> [Instructions to follow]: Tell how many lines in the data below include the word "始终有法治相随". The answer is the number only.
======
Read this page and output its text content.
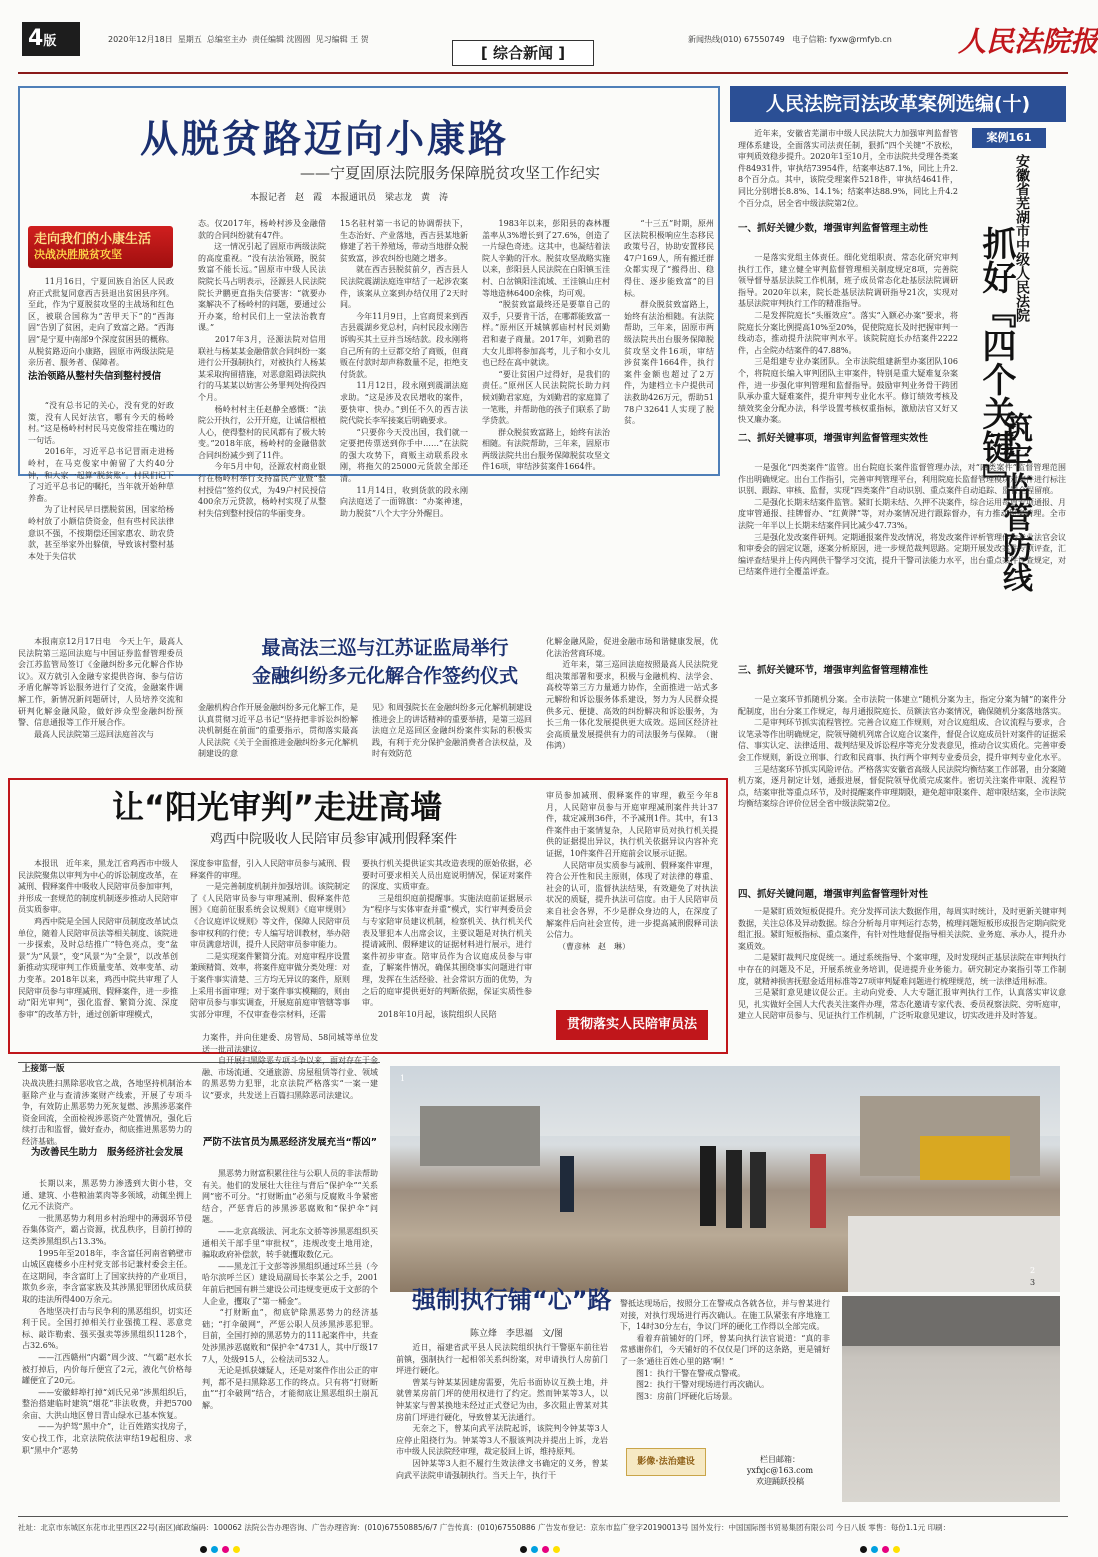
4版	2020年12月18日 星期五 总编室主办 责任编辑 沈圆圆 见习编辑 王 贺
[ 综合新闻 ]
新闻热线(010) 67550749 电子信箱: fyxw@rmfyb.cn 人民法院报
从脱贫路迈向小康路
——宁夏固原法院服务保障脱贫攻坚工作纪实
本报记者　赵　霞　本报通讯员　梁志龙　黄　涛
走向我们的小康生活
决战决胜脱贫攻坚
　　11月16日，宁夏回族自治区人民政府正式批复同意西吉县退出贫困县序列。至此，作为宁夏脱贫攻坚的主战场和红色区，被联合国称为“苦甲天下”的“西海固”告别了贫困，走向了致富之路。“西海固”是宁夏中南部9个深度贫困县的概称。从脱贫路迈向小康路，固原市两级法院是亲历者、服务者、保障者。
法治领路从整村失信到整村授信
　　“没有总书记的关心，没有党的好政策，没有人民好法官，哪有今天的杨岭村。”这是杨岭村村民马克俊常挂在嘴边的一句话。
　　2016年，习近平总书记冒雨走进杨岭村，在马克俊家中俯留了大约40分钟，和大家一起算“脱贫账”。村民们记下了习近平总书记的嘱托，当年就开始种草养畜。
　　为了让村民早日摆脱贫困，国家给杨岭村放了小额信贷资金，但有些村民法律意识不强，不按期偿还国家惠农、助农贷款，甚至举家外出躲债，导致该村整村基本处于失信状
态。仅2017年，杨岭村涉及金融借款的合同纠纷就有47件。
　　这一情况引起了固原市两级法院的高度重视。“没有法治领路，脱贫致富不能长远。”固原市中级人民法院院长马占明表示，泾源县人民法院院长尹鹏更直指失信要害：“就要办案解决不了杨岭村的问题，要通过公开办案，给村民们上一堂法治教育课。”
　　2017年3月，泾源法院对信用联社与杨某某金融借款合同纠纷一案进行公开强制执行，对被执行人杨某某采取拘留措施，对恶意阻碍法院执行的马某某以妨害公务罪判处拘役四个月。
　　杨岭村村主任赵静全感慨：“法院公开执行，公开开庭，让诚信根植人心，使得整村的民风都有了极大转变。”2018年底，杨岭村的金融借款合同纠纷减少到了11件。
　　今年5月中旬，泾源农村商业银行在杨岭村举行支持富民产业暨“整村授信”签约仪式，为49户村民授信400余万元贷款，杨岭村实现了从整村失信到整村授信的华丽变身。
15名驻村第一书记的协调帮扶下，生态治好、产业落地，西吉县某地新修建了若干养殖场，带动当地群众脱贫致富，涉农纠纷也随之增多。
　　就在西吉县脱贫前夕，西吉县人民法院震湖法庭连审结了一起涉农案件，该案从立案到办结仅用了2天时间。
　　今年11月9日，上官商贸来到西吉县震湖乡党总村，向村民段永刚告诉购买其土豆并当场结款。段永刚将自己所有的土豆都交给了商贩，但商贩在付款时却声称数量不足，拒绝支付货款。
　　11月12日，段永刚到震湖法庭求助。“这是涉及农民增收的案件，要快审、快办。”到任不久的西吉法院代院长李军接案后明确要求。
　　“只要你今天没出国，我们就一定要把传票送到你手中……”在法院的强大攻势下，商贩主动联系段永刚，将拖欠的25000元货款全部还清。
　　11月14日，收到货款的段永刚向法庭送了一面锦旗：“办案神速，助力脱贫”八个大字分外醒目。
　　1983年以来，彭阳县的森林覆盖率从3%增长到了27.6%，创造了一片绿色奇迹。这其中，也凝结着法院人辛勤的汗水。脱贫攻坚战略实施以来，彭阳县人民法院在白阳镇玉洼村、白岔镇阳洼流域、王洼镇山庄村等地造林6400余株，均可观。
　　“脱贫致富最终还是要靠自己的双手，只要肯干活，在哪都能致富一样。”原州区开城镇郭庙村村民刘勤君和妻子商量。2017年，刘勤君的大女儿即将参加高考，儿子和小女儿也已经在高中就读。
　　“要让贫困户过得好，是我们的责任。”原州区人民法院院长助力问候刘勤君家庭，为刘勤君的家庭算了一笔账，并帮助他的孩子们联系了助学贷款。
　　群众脱贫致富路上，始终有法治相随。有法院帮助，三年来，固原市两级法院共出台服务保障脱贫攻坚文件16项，审结涉贫案件1664件。
　　“十三五”时期，原州区法院积极响应生态移民政策号召，协助安置移民47户169人，所有搬迁群众都实现了“搬得出、稳得住、逐步能致富”的目标。
　　群众脱贫致富路上，始终有法治相随。有法院帮助，三年来，固原市两级法院共出台服务保障脱贫攻坚文件16项，审结涉贫案件1664件，执行案件金额也超过了2万件，为建档立卡户提供司法救助426万元，帮助5178户32641人实现了脱贫。
　　本报南京12月17日电　今天上午，最高人民法院第三巡回法庭与中国证券监督管理委员会江苏监管局签订《金融纠纷多元化解合作协议》。双方就引入金融专家提供咨询、参与信访矛盾化解等诉讼服务进行了交流，金融案件调解工作，新情况新问题研讨，人员培养交流和研判化解金融风险，做好涉众型金融纠纷预警、信息通报等工作开展合作。
　　最高人民法院第三巡回法庭首次与
最高法三巡与江苏证监局举行
金融纠纷多元化解合作签约仪式
金融机构合作开展金融纠纷多元化解工作，是认真贯彻习近平总书记“坚持把非诉讼纠纷解决机制挺在前面”的重要指示，贯彻落实最高人民法院《关于全面推进金融纠纷多元化解机制建设的意
见》和周强院长在金融纠纷多元化解机制建设推进会上的讲话精神的重要举措，是第三巡回法庭立足巡回区金融纠纷案件实际的积极实践，有利于充分保护金融消费者合法权益，及时有效防范
化解金融风险，促进金融市场和谐健康发展，优化法治营商环境。
　　近年来，第三巡回法庭按照最高人民法院党组决策部署和要求，积极与金融机构、法学会、高校等第三方力量通力协作，全面推进一站式多元解纷和诉讼服务体系建设，努力为人民群众提供多元、便捷、高效的纠纷解决和诉讼服务，为长三角一体化发展提供更大成效。巡回区经济社会高质量发展提供有力的司法服务与保障。　（谢伟鸿）
人民法院司法改革案例选编(十)
案例161
安徽省芜湖市中级人民法院
抓好『四个关键』
筑牢监管防线
　　近年来，安徽省芜湖市中级人民法院大力加强审判监督管理体系建设，全面落实司法责任制，狠抓“四个关键”不放松，审判质效稳步提升。2020年1至10月，全市法院共受理各类案件84931件，审执结73954件，结案率达87.1%，同比上升2.8个百分点。其中，该院受理案件5218件，审执结4641件，同比分别增长8.8%、14.1%；结案率达88.9%，同比上升4.2个百分点，居全省中级法院第2位。
一、抓好关键少数，增强审判监督管理主动性
　　一是落实党组主体责任。细化党组职责、常态化研究审判执行工作，建立健全审判监督管理相关制度规定8项，完善院领导督导基层法院工作机制，班子成员常态化赴基层法院调研指导。2020年以来，院长赴基层法院调研指导21次，实现对基层法院审判执行工作的精准指导。
　　二是发挥院庭长“头雁效应”。落实“入额必办案”要求，将院庭长分案比例提高10%至20%，促使院庭长及时把握审判一线动态，推动提升法院审判水平。该院院庭长办结案件2222件，占全院办结案件的47.88%。
　　三是组建专业办案团队。全市法院组建新型办案团队106个，将院庭长编入审判团队主审案件，特别是重大疑难复杂案件，进一步强化审判管理和监督指导。鼓励审判业务骨干跨团队承办重大疑难案件，提升审判专业化水平。修订绩效考核及绩效奖金分配办法，科学设置考核权重指标，激励法官又好又快又廉办案。
二、抓好关键事项，增强审判监督管理实效性
　　一是强化“四类案件”监管。出台院庭长案件监督管理办法，对“四类案件”监督管理范围作出明确规定。出台工作指引，完善审判管理平台，利用院庭长监督管理模块对案件进行标注识别、跟踪、审核、监督，实现“四类案件”自动识别、重点案件自动追踪、监管全程留痕。
　　二是强化长期未结案件监管。紧盯长期未结、久押不决案件，综合运用每周专项通报、月度审管通报、挂牌督办、“红黄牌”等，对办案情况进行跟踪督办，有力推动积案清理。全市法院一年半以上长期未结案件同比减少47.73%。
　　三是强化发改案件研判。定期通报案件发改情况，将发改案件评析管理作为专业法官会议和审委会的固定议题，逐案分析原因，进一步规范裁判思路。定期开展发改案件专项评查，汇编评查结果并上传内网供干警学习交流，提升干警司法能力水平，出台重点案件评查规定，对已结案件进行全覆盖评查。
三、抓好关键环节，增强审判监督管理精准性
　　一是立案环节抓随机分案。全市法院一体建立“随机分案为主，指定分案为辅”的案件分配制度，出台分案工作规定，每月通报院庭长、员额法官办案情况，确保随机分案落地落实。
　　二是审判环节抓实流程管控。完善合议庭工作规则，对合议庭组成、合议流程与要求，合议笔录等作出明确规定，院领导随机列席合议庭合议案件，督促合议庭成员针对案件的证据采信、事实认定、法律适用、裁判结果及诉讼程序等充分发表意见，推动合议实质化。完善审委会工作规则，新设立刑事、行政和民商事、执行两个审判专业委员会，提升审判专业化水平。
　　三是结案环节抓实风险评估。严格落实安徽省高级人民法院均衡结案工作部署，由分案随机方案，逐月制定计划，通报进展，督促院领导优质完成案件。密切关注案件审限、流程节点，结案审批等重点环节，及时提醒案件审理期限，避免超审限案件、超审限结案，全市法院均衡结案综合评价位居全省中级法院第2位。
四、抓好关键问题，增强审判监督管理针对性
　　一是紧盯质效短板促提升。充分发挥司法大数据作用，每周实时统计，及时更新关键审判数据，关注总体及异动数据。综合分析每月审判运行态势，梳理问题短板形成报告定期向院党组汇报。紧盯短板指标、重点案件，有针对性地督促指导相关法院、业务庭、承办人，提升办案质效。
　　二是紧盯裁判尺度促统一。通过系统指导、个案审理，及时发现纠正基层法院在审判执行中存在的问题及不足，开展系统业务培训，促进提升业务能力。研究制定办案指引等工作制度，就精神损害抚慰金适用标准等27项审判疑难问题进行梳理规范，统一法律适用标准。
　　三是紧盯意见建议促公正。主动向党委、人大专题汇报审判执行工作，认真落实审议意见，扎实做好全国人大代表关注案件办理，常态化邀请专家代表、委员视察法院、旁听庭审，建立人民陪审员参与、见证执行工作机制，广泛听取意见建议，切实改进并及时答复。
让“阳光审判”走进高墙
鸡西中院吸收人民陪审员参审减刑假释案件
　　本报讯　近年来，黑龙江省鸡西市中级人民法院聚焦以审判为中心的诉讼制度改革，在减刑、假释案件中吸收人民陪审员参加审判，并形成一套规范的制度机制逐步推动人民陪审员实质参审。
　　鸡西中院是全国人民陪审员制度改革试点单位，随着人民陪审员法等相关制度、该院进一步探索，及时总结推广“特色亮点，变“盆景”为“风景”，变“风景”为“全景”，以改革创新推动实现审判工作质量变革、效率变革、动力变革。2018年以来，鸡西中院共审理了人民陪审员参与审理减刑、假释案件，进一步推动“阳光审判”，强化监督、繁简分流、深度参审”的改革方针，通过创新审理模式，
深度参审监督，引入人民陪审员参与减刑、假释案件的审理。
　　一是完善制度机制并加强培训。该院制定了《人民陪审员参与审理减刑、假释案件范围》《庭前征服系统会议规则》《庭审规则》《合议庭评议规则》等文件，保障人民陪审员参审权利的行使；专人编写培训教材，举办陪审员满意培训，提升人民陪审员参审能力。
　　二是实现案件繁简分流。对庭审程序设置兼顾精简、效率，将案件庭审做分类处理：对于案件事实清楚、三方均无异议的案件，原则上采用书面审理；对于案件事实模糊的，则由陪审员参与事实调查，开展庭前庭审管辖等事实部分审理，不仅审查卷宗材料，还需
要执行机关提供证实其改造表现的原始依据，必要时可要求相关人员出庭说明情况，保证对案件的深度、实质审查。
　　三是组织庭前提醒事。实施法庭前证据展示为“程序与实体审查并重”模式，实行审判委员会与专家陪审员建议机制，检察机关、执行机关代表及罪犯本人出席会议，主要议题是对执行机关提请减刑、假释建议的证据材料进行展示，进行案件初步审查。陪审员作为合议庭成员参与审查，了解案件情况，确保其围绕事实问题进行审理，发挥在生活经验、社会常识方面的优势，为之后的庭审提供更好的判断依据，保证实质性参审。
　　2018年10月起，该院组织人民陪
审员参加减刑、假释案件的审理，截至今年8月，人民陪审员参与开庭审理减刑案件共计37件，裁定减刑36件，不予减刑1件。其中，有13件案件由于案情复杂，人民陪审员对执行机关提供的证据提出异议，执行机关依据异议内容补充证据，10件案件召开庭前会议展示证据。
　　人民陪审员实质参与减刑、假释案件审理，符合公开性和民主原则，体现了对法律的尊重、社会的认可，监督执法结果，有效避免了对执法状况的质疑，提升执法可信度。由于人民陪审员来自社会各界，不少是群众身边的人，在深度了解案件后向社会宣传，进一步提高减刑假释司法公信力。
　　（曹彦林　赵　琳）
贯彻落实人民陪审员法
上接第一版
决战决胜扫黑除恶收官之战，各地坚持机制治本驱除产业与查清涉案财产线索，开展了专项斗争，有效防止黑恶势力死灰复燃、涉黑涉恶案件资金回流，全面检视涉恶资产处置情况，强化后续打击和监督，做好查办，彻底推进黑恶势力的经济基础。
为改善民生助力　服务经济社会发展
　　长期以来，黑恶势力渗透到大街小巷，交通、建筑、小巷粮油菜肉等多领域，动辄坐拥上亿元不法资产。
　　一批黑恶势力利用乡村治理中的薄弱环节侵吞集体资产，霸占资源，扰乱秩序，目前打掉的这类涉黑组织占13.3%。
　　1995年至2018年，李含富任河南省鹤壁市山城区鹿楼乡小庄村党支部书记兼村委会主任。在这期间，李含富盯上了国家扶持的产业项目，欺负乡亲，李含富家族及其涉黑犯罪团伙成员获取的违法所得400万余元。
　　各地坚决打击与民争利的黑恶组织，切实还利于民。全国打掉相关行业强揽工程、恶意竞标、敲诈勒索、强买强卖等涉黑组织1128个，占32.6%。
　　——江西赣州“内霸”周少波、“气霸”赵水长被打掉后，内价每斤便宜了2元，液化气价格每罐便宜了20元。
　　——安徽蚌埠打掉“刘氏兄弟”涉黑组织后，整治搭建临时建筑“烟花”非法收费，并把5700余亩、大洪山地区曾日青山绿水已基本恢复。
　　——为护驾“黑中介”，让百姓踏实找房子，安心找工作，北京法院依法审结19起租房、求职“黑中介”恶势
力案件，并向住建委、房管局、58同城等单位发送一批司法建议。
　　自开展扫黑除恶专项斗争以来，面对存在于金融、市场流通、交通旅游、房屋租赁等行业、领域的黑恶势力犯罪，北京法院严格落实“一案一建议”要求，共发送上百篇扫黑除恶司法建议。
严防不法官员为黑恶经济发展充当“帮凶”
　　黑恶势力财富积累往往与公职人员的非法帮助有关。他们的发展壮大往往与背后“保护伞”“关系网”密不可分。“打财断血”必须与反腐败斗争紧密结合，严惩背后的涉黑涉恶腐败和“保护伞”问题。
　　——北京高级法、河北东文骄等涉黑恶组织买通相关干部手里“审批权”，违规改变土地用途，骗取政府补偿款，转手就攫取数亿元。
　　——黑龙江于文彭等涉黑组织通过环兰县（今哈尔滨呼兰区）建设局副局长李某公之手，2001年前后把国有耕兰建设公司违规变更成于文彭的个人企业，攫取了“第一桶金”。
　　“打财断血”，彻底铲除黑恶势力的经济基础；“打伞破网”，严惩公职人员涉黑涉恶犯罪。目前，全国打掉的黑恶势力的111起案件中，共查处涉黑涉恶腐败和“保护伞”4731人，其中厅级177人，处级915人，公检法司532人。
　　无论是抓获嫌疑人，还是对案件作出公正的审判，都不是扫黑除恶工作的终点。只有将“打财断血”“打伞破网”结合，才能彻底让黑恶组织土崩瓦解。
1
2
3
强制执行铺“心”路
陈立烽　李思福　文/图
　　近日，福建省武平县人民法院组织执行干警驱车前往岩前镇，强制执行一起相邻关系纠纷案，对申请执行人房前门坪进行硬化。
　　曾某与钟某某因建房需要，先后书面协议互换土地，并就曾某房前门坪的使用权进行了约定。然而钟某等3人，以钟某家与曾某换地未经过正式登记为由，多次阻止曾某对其房前门坪进行硬化，导致曾某无法通行。
　　无奈之下，曾某向武平法院起诉，该院判令钟某等3人应停止阻挠行为。钟某等3人不服该判决并提出上诉，龙岩市中级人民法院经审理，裁定驳回上诉，维持原判。
　　因钟某等3人拒不履行生效法律文书确定的义务，曾某向武平法院申请强制执行。当天上午，执行干
警抵达现场后，按照分工在警戒点各就各位，并与曾某进行对接，对执行现场进行再次确认。在施工队紧张有序地施工下，14时30分左右，争议门坪的硬化工作得以全部完成。
　　看着弃前铺好的门坪，曾某向执行法官说道：“真的非常感谢你们，今天铺好的不仅仅是门坪的这条路，更是铺好了一条‘通往百姓心里的路’啊！”
　　图1：执行干警在警戒点警戒。
　　图2：执行干警对现场进行再次确认。
　　图3：房前门坪硬化后场景。
影像·法治建设	栏目邮箱：
yxfxjc@163.com
欢迎踊跃投稿
社址：北京市东城区东花市北里西区22号(南区)邮政编码：100062 法院公告办理咨询、广告办理咨询：(010)67550885/6/7 广告传真：(010)67550886 广告发布登记：京东市监广登字20190013号 国外发行：中国国际图书贸易集团有限公司 今日八版 零售：每份1.1元 印刷：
======
> [Written answer]: 2